- **Problem description**
Omit all images, then return the remaining material exactly as it stands.

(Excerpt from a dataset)

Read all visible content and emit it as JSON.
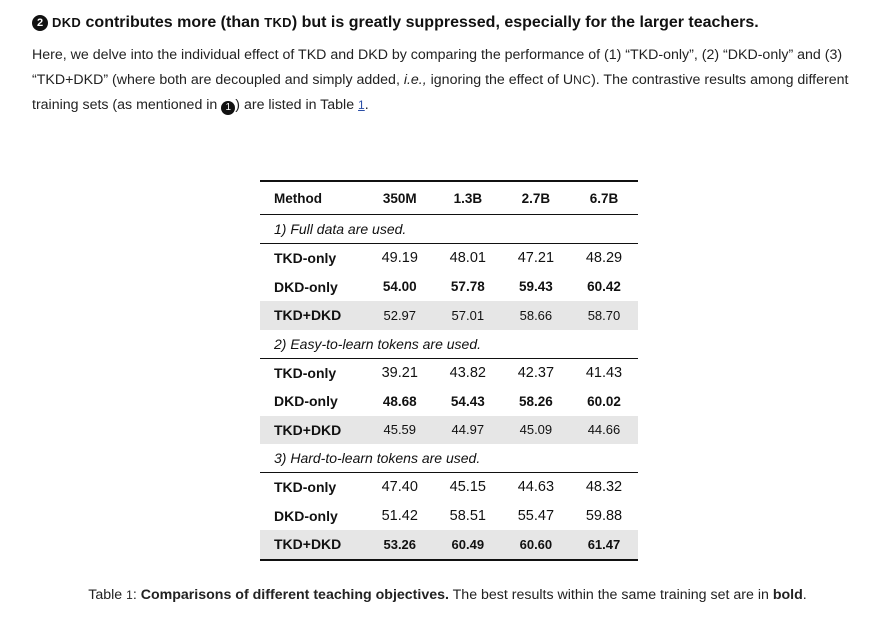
{
  "heading": {
    "badge": "2",
    "text_a": "DKD",
    "text_b": " contributes more (than ",
    "text_c": "TKD",
    "text_d": ") but is greatly suppressed, especially for the larger teachers."
  },
  "paragraph": {
    "p1": "Here, we delve into the individual effect of TKD and DKD by comparing the performance of (1) “TKD-only”, (2) “DKD-only” and (3) “TKD+DKD” (where both are decoupled and simply added, ",
    "ie": "i.e.,",
    "p2": " ignoring the effect of U",
    "unc_sc": "NC",
    "p3": "). The contrastive results among different training sets (as mentioned in ",
    "badge": "1",
    "p4": ") are listed in Table ",
    "table_ref": "1",
    "p5": "."
  },
  "table": {
    "headers": [
      "Method",
      "350M",
      "1.3B",
      "2.7B",
      "6.7B"
    ],
    "sections": [
      {
        "title": "1) Full data are used.",
        "rows": [
          {
            "method": "TKD-only",
            "values": [
              "49.19",
              "48.01",
              "47.21",
              "48.29"
            ]
          },
          {
            "method": "DKD-only",
            "values": [
              "54.00",
              "57.78",
              "59.43",
              "60.42"
            ]
          },
          {
            "method": "TKD+DKD",
            "values": [
              "52.97",
              "57.01",
              "58.66",
              "58.70"
            ]
          }
        ]
      },
      {
        "title": "2) Easy-to-learn tokens are used.",
        "rows": [
          {
            "method": "TKD-only",
            "values": [
              "39.21",
              "43.82",
              "42.37",
              "41.43"
            ]
          },
          {
            "method": "DKD-only",
            "values": [
              "48.68",
              "54.43",
              "58.26",
              "60.02"
            ]
          },
          {
            "method": "TKD+DKD",
            "values": [
              "45.59",
              "44.97",
              "45.09",
              "44.66"
            ]
          }
        ]
      },
      {
        "title": "3) Hard-to-learn tokens are used.",
        "rows": [
          {
            "method": "TKD-only",
            "values": [
              "47.40",
              "45.15",
              "44.63",
              "48.32"
            ]
          },
          {
            "method": "DKD-only",
            "values": [
              "51.42",
              "58.51",
              "55.47",
              "59.88"
            ]
          },
          {
            "method": "TKD+DKD",
            "values": [
              "53.26",
              "60.49",
              "60.60",
              "61.47"
            ]
          }
        ]
      }
    ]
  },
  "caption": {
    "label": "Table ",
    "num": "1",
    "colon": ": ",
    "bold": "Comparisons of different teaching objectives.",
    "rest": " The best results within the same training set are in ",
    "bold_word": "bold",
    "end": "."
  }
}
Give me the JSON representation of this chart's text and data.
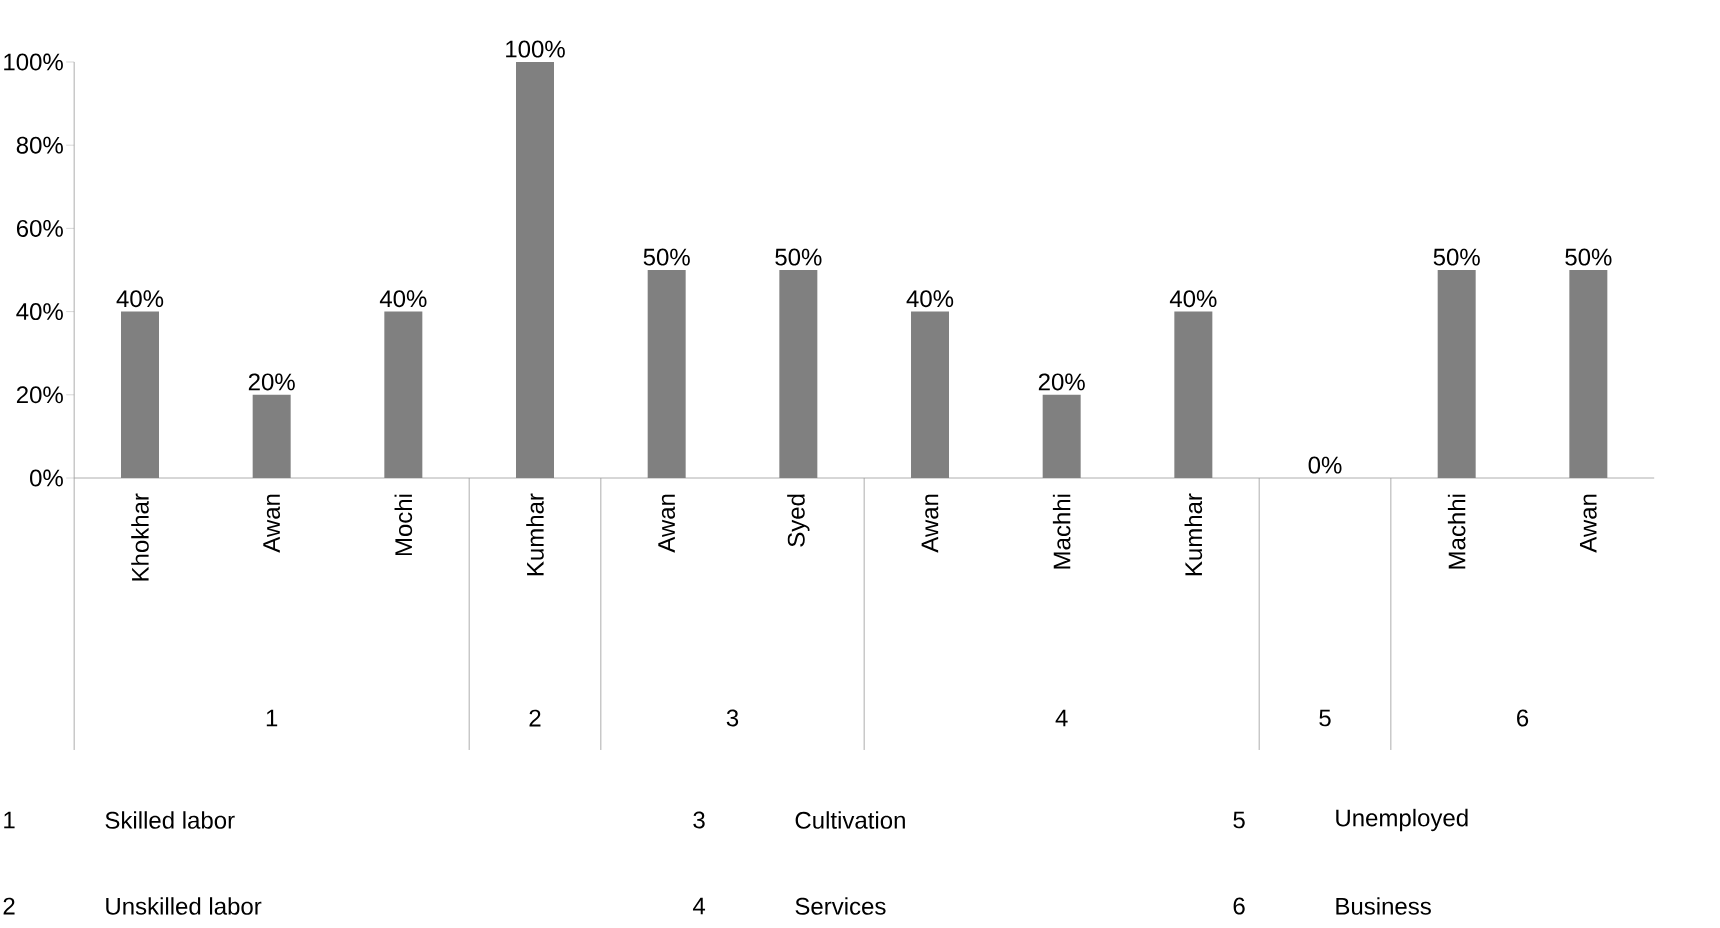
{
  "chart_data": {
    "type": "bar",
    "categories": [
      "Khokhar",
      "Awan",
      "Mochi",
      "Kumhar",
      "Awan",
      "Syed",
      "Awan",
      "Machhi",
      "Kumhar",
      null,
      "Machhi",
      "Awan"
    ],
    "values": [
      40,
      20,
      40,
      100,
      50,
      50,
      40,
      20,
      40,
      0,
      50,
      50
    ],
    "value_labels": [
      "40%",
      "20%",
      "40%",
      "100%",
      "50%",
      "50%",
      "40%",
      "20%",
      "40%",
      "0%",
      "50%",
      "50%"
    ],
    "color": "#808080",
    "ylim": [
      0,
      100
    ],
    "yticks": [
      {
        "value": 0,
        "label": "0%"
      },
      {
        "value": 20,
        "label": "20%"
      },
      {
        "value": 40,
        "label": "40%"
      },
      {
        "value": 60,
        "label": "60%"
      },
      {
        "value": 80,
        "label": "80%"
      },
      {
        "value": 100,
        "label": "100%"
      }
    ],
    "grid": false,
    "annotations": [
      "1",
      "2",
      "3",
      "4",
      "5",
      "6",
      "1",
      "Skilled labor",
      "2",
      "Unskilled labor",
      "3",
      "Cultivation",
      "4",
      "Services",
      "5",
      "Unemployed",
      "6",
      "Business"
    ]
  }
}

- **Answer to this exercise**
Read all visible content and emit it as JSON.
{
  "heading": {
    "badge": "2",
    "text_a": "DKD",
    "text_b": " contributes more (than ",
    "text_c": "TKD",
    "text_d": ") but is greatly suppressed, especially for the larger teachers."
  },
  "paragraph": {
    "p1": "Here, we delve into the individual effect of TKD and DKD by comparing the performance of (1) “TKD-only”, (2) “DKD-only” and (3) “TKD+DKD” (where both are decoupled and simply added, ",
    "ie": "i.e.,",
    "p2": " ignoring the effect of U",
    "unc_sc": "NC",
    "p3": "). The contrastive results among different training sets (as mentioned in ",
    "badge": "1",
    "p4": ") are listed in Table ",
    "table_ref": "1",
    "p5": "."
  },
  "table": {
    "headers": [
      "Method",
      "350M",
      "1.3B",
      "2.7B",
      "6.7B"
    ],
    "sections": [
      {
        "title": "1) Full data are used.",
        "rows": [
          {
            "method": "TKD-only",
            "values": [
              "49.19",
              "48.01",
              "47.21",
              "48.29"
            ]
          },
          {
            "method": "DKD-only",
            "values": [
              "54.00",
              "57.78",
              "59.43",
              "60.42"
            ]
          },
          {
            "method": "TKD+DKD",
            "values": [
              "52.97",
              "57.01",
              "58.66",
              "58.70"
            ]
          }
        ]
      },
      {
        "title": "2) Easy-to-learn tokens are used.",
        "rows": [
          {
            "method": "TKD-only",
            "values": [
              "39.21",
              "43.82",
              "42.37",
              "41.43"
            ]
          },
          {
            "method": "DKD-only",
            "values": [
              "48.68",
              "54.43",
              "58.26",
              "60.02"
            ]
          },
          {
            "method": "TKD+DKD",
            "values": [
              "45.59",
              "44.97",
              "45.09",
              "44.66"
            ]
          }
        ]
      },
      {
        "title": "3) Hard-to-learn tokens are used.",
        "rows": [
          {
            "method": "TKD-only",
            "values": [
              "47.40",
              "45.15",
              "44.63",
              "48.32"
            ]
          },
          {
            "method": "DKD-only",
            "values": [
              "51.42",
              "58.51",
              "55.47",
              "59.88"
            ]
          },
          {
            "method": "TKD+DKD",
            "values": [
              "53.26",
              "60.49",
              "60.60",
              "61.47"
            ]
          }
        ]
      }
    ]
  },
  "caption": {
    "label": "Table ",
    "num": "1",
    "colon": ": ",
    "bold": "Comparisons of different teaching objectives.",
    "rest": " The best results within the same training set are in ",
    "bold_word": "bold",
    "end": "."
  }
}
Give me the JSON representation of this chart's text and data.
{
  "chart_data": {
    "type": "bar",
    "categories": [
      "Khokhar",
      "Awan",
      "Mochi",
      "Kumhar",
      "Awan",
      "Syed",
      "Awan",
      "Machhi",
      "Kumhar",
      null,
      "Machhi",
      "Awan"
    ],
    "values": [
      40,
      20,
      40,
      100,
      50,
      50,
      40,
      20,
      40,
      0,
      50,
      50
    ],
    "value_labels": [
      "40%",
      "20%",
      "40%",
      "100%",
      "50%",
      "50%",
      "40%",
      "20%",
      "40%",
      "0%",
      "50%",
      "50%"
    ],
    "color": "#808080",
    "ylim": [
      0,
      100
    ],
    "yticks": [
      {
        "value": 0,
        "label": "0%"
      },
      {
        "value": 20,
        "label": "20%"
      },
      {
        "value": 40,
        "label": "40%"
      },
      {
        "value": 60,
        "label": "60%"
      },
      {
        "value": 80,
        "label": "80%"
      },
      {
        "value": 100,
        "label": "100%"
      }
    ],
    "grid": false,
    "annotations": [
      "1",
      "2",
      "3",
      "4",
      "5",
      "6",
      "1",
      "Skilled labor",
      "2",
      "Unskilled labor",
      "3",
      "Cultivation",
      "4",
      "Services",
      "5",
      "Unemployed",
      "6",
      "Business"
    ]
  }
}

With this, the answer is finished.